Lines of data

....

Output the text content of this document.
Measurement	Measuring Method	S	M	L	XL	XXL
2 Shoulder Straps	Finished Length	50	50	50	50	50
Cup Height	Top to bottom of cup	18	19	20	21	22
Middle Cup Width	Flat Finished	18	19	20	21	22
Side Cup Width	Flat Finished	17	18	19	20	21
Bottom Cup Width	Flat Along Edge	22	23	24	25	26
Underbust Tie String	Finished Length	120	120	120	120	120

....

DESCRIPTION OF THE TASK – Copy out every entry again, exactly as it was given.

RESULT OF THIS EXERCISE –
Output the text content of this document.
Measurement	Measuring Method	S	M	L	XL	XXL
2 Shoulder Straps	Finished Length	50	50	50	50	50
Cup Height	Top to bottom of cup	18	19	20	21	22
Middle Cup Width	Flat Finished	18	19	20	21	22
Side Cup Width	Flat Finished	17	18	19	20	21
Bottom Cup Width	Flat Along Edge	22	23	24	25	26
Underbust Tie String	Finished Length	120	120	120	120	120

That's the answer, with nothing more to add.